Written problem: Transcribe the material exactly. Images do not belong in the copy.

Input records:
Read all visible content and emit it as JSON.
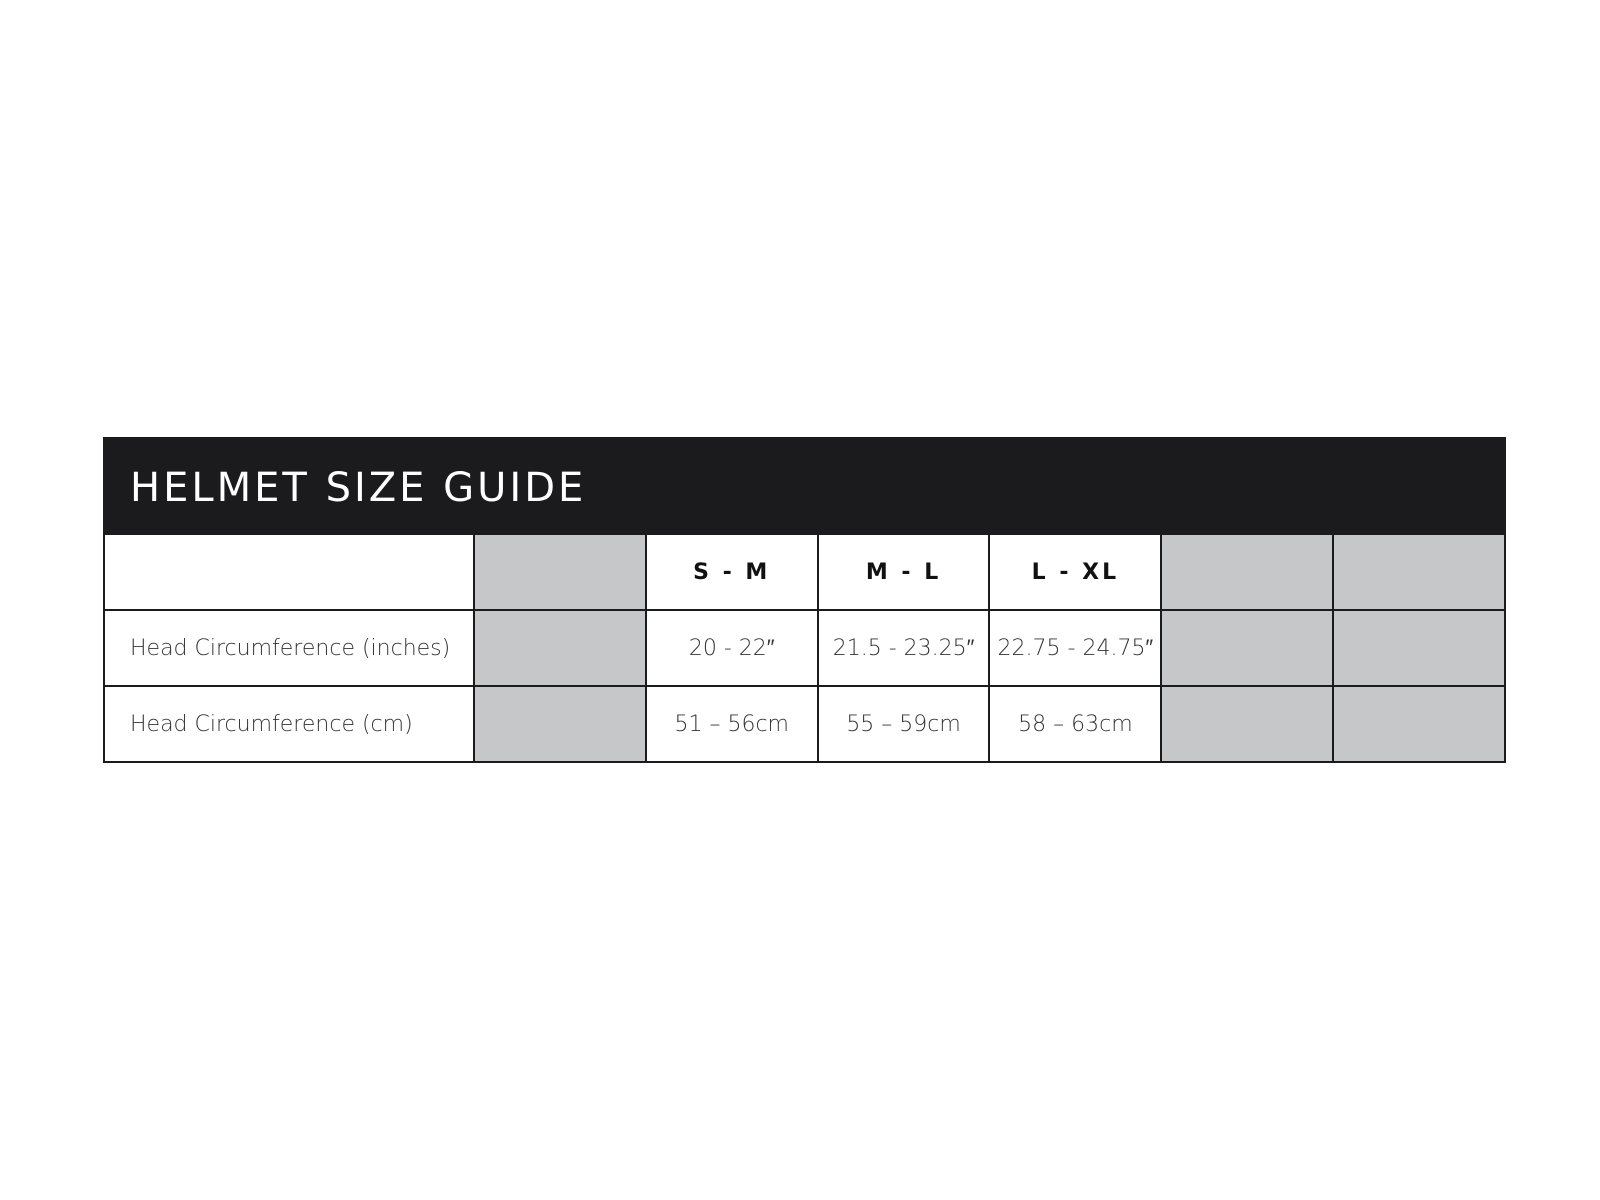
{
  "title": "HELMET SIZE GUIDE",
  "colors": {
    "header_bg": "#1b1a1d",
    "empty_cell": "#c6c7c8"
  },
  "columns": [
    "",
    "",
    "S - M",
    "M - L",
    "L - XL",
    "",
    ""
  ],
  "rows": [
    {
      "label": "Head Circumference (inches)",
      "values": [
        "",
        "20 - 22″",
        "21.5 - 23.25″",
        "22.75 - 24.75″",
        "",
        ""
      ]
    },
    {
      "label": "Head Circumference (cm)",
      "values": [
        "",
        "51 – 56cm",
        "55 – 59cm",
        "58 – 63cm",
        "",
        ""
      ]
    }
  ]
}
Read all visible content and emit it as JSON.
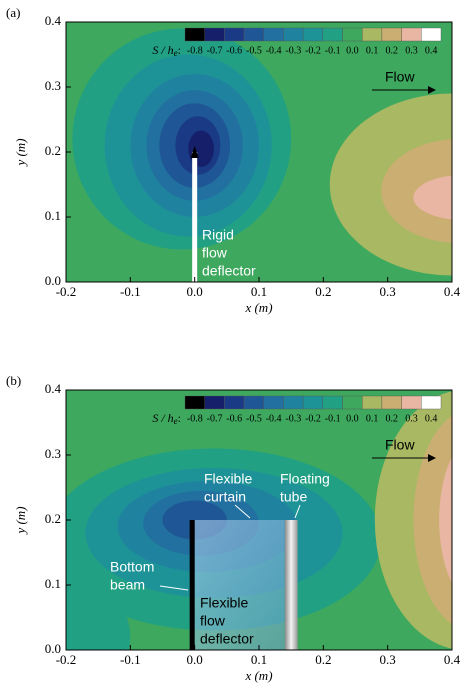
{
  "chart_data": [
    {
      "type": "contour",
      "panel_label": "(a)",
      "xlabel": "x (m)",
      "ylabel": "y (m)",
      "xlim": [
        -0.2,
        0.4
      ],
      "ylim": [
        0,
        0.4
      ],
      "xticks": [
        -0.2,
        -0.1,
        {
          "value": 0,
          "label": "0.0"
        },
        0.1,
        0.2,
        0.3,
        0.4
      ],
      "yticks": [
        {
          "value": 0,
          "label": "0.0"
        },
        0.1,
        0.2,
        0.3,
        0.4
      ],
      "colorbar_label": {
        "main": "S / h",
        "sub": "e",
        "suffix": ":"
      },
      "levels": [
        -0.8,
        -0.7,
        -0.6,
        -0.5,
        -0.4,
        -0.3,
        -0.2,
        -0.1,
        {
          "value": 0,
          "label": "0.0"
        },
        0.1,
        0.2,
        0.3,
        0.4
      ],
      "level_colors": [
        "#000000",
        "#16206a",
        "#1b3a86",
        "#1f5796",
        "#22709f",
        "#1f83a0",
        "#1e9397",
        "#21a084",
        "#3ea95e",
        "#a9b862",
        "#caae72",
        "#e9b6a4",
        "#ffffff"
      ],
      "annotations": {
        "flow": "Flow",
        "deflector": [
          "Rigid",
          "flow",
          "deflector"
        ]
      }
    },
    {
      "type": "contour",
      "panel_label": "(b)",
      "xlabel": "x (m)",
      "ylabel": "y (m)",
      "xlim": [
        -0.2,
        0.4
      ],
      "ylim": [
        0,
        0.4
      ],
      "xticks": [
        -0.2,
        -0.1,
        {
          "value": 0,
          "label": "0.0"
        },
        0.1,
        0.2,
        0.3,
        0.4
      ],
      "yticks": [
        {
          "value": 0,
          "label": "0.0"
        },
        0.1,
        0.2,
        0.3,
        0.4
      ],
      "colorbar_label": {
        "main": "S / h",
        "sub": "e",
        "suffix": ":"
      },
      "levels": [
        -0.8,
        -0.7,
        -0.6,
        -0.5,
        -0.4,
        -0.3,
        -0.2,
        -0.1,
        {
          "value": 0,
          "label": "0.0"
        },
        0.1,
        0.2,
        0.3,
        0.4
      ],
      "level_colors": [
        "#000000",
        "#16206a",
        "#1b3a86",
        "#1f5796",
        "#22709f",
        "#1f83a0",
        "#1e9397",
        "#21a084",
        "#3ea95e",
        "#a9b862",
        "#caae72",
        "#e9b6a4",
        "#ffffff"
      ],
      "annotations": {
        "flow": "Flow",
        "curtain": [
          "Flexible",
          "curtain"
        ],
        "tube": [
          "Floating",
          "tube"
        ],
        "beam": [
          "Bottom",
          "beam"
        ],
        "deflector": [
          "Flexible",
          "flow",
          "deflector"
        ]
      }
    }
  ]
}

Response to the task:
Read all visible content and emit it as JSON.
{
  "title": "HELMET SIZE GUIDE",
  "colors": {
    "header_bg": "#1b1a1d",
    "empty_cell": "#c6c7c8"
  },
  "columns": [
    "",
    "",
    "S - M",
    "M - L",
    "L - XL",
    "",
    ""
  ],
  "rows": [
    {
      "label": "Head Circumference (inches)",
      "values": [
        "",
        "20 - 22″",
        "21.5 - 23.25″",
        "22.75 - 24.75″",
        "",
        ""
      ]
    },
    {
      "label": "Head Circumference (cm)",
      "values": [
        "",
        "51 – 56cm",
        "55 – 59cm",
        "58 – 63cm",
        "",
        ""
      ]
    }
  ]
}
Read all visible content and emit it as JSON.
{
  "chart_data": [
    {
      "type": "contour",
      "panel_label": "(a)",
      "xlabel": "x (m)",
      "ylabel": "y (m)",
      "xlim": [
        -0.2,
        0.4
      ],
      "ylim": [
        0,
        0.4
      ],
      "xticks": [
        -0.2,
        -0.1,
        {
          "value": 0,
          "label": "0.0"
        },
        0.1,
        0.2,
        0.3,
        0.4
      ],
      "yticks": [
        {
          "value": 0,
          "label": "0.0"
        },
        0.1,
        0.2,
        0.3,
        0.4
      ],
      "colorbar_label": {
        "main": "S / h",
        "sub": "e",
        "suffix": ":"
      },
      "levels": [
        -0.8,
        -0.7,
        -0.6,
        -0.5,
        -0.4,
        -0.3,
        -0.2,
        -0.1,
        {
          "value": 0,
          "label": "0.0"
        },
        0.1,
        0.2,
        0.3,
        0.4
      ],
      "level_colors": [
        "#000000",
        "#16206a",
        "#1b3a86",
        "#1f5796",
        "#22709f",
        "#1f83a0",
        "#1e9397",
        "#21a084",
        "#3ea95e",
        "#a9b862",
        "#caae72",
        "#e9b6a4",
        "#ffffff"
      ],
      "annotations": {
        "flow": "Flow",
        "deflector": [
          "Rigid",
          "flow",
          "deflector"
        ]
      }
    },
    {
      "type": "contour",
      "panel_label": "(b)",
      "xlabel": "x (m)",
      "ylabel": "y (m)",
      "xlim": [
        -0.2,
        0.4
      ],
      "ylim": [
        0,
        0.4
      ],
      "xticks": [
        -0.2,
        -0.1,
        {
          "value": 0,
          "label": "0.0"
        },
        0.1,
        0.2,
        0.3,
        0.4
      ],
      "yticks": [
        {
          "value": 0,
          "label": "0.0"
        },
        0.1,
        0.2,
        0.3,
        0.4
      ],
      "colorbar_label": {
        "main": "S / h",
        "sub": "e",
        "suffix": ":"
      },
      "levels": [
        -0.8,
        -0.7,
        -0.6,
        -0.5,
        -0.4,
        -0.3,
        -0.2,
        -0.1,
        {
          "value": 0,
          "label": "0.0"
        },
        0.1,
        0.2,
        0.3,
        0.4
      ],
      "level_colors": [
        "#000000",
        "#16206a",
        "#1b3a86",
        "#1f5796",
        "#22709f",
        "#1f83a0",
        "#1e9397",
        "#21a084",
        "#3ea95e",
        "#a9b862",
        "#caae72",
        "#e9b6a4",
        "#ffffff"
      ],
      "annotations": {
        "flow": "Flow",
        "curtain": [
          "Flexible",
          "curtain"
        ],
        "tube": [
          "Floating",
          "tube"
        ],
        "beam": [
          "Bottom",
          "beam"
        ],
        "deflector": [
          "Flexible",
          "flow",
          "deflector"
        ]
      }
    }
  ]
}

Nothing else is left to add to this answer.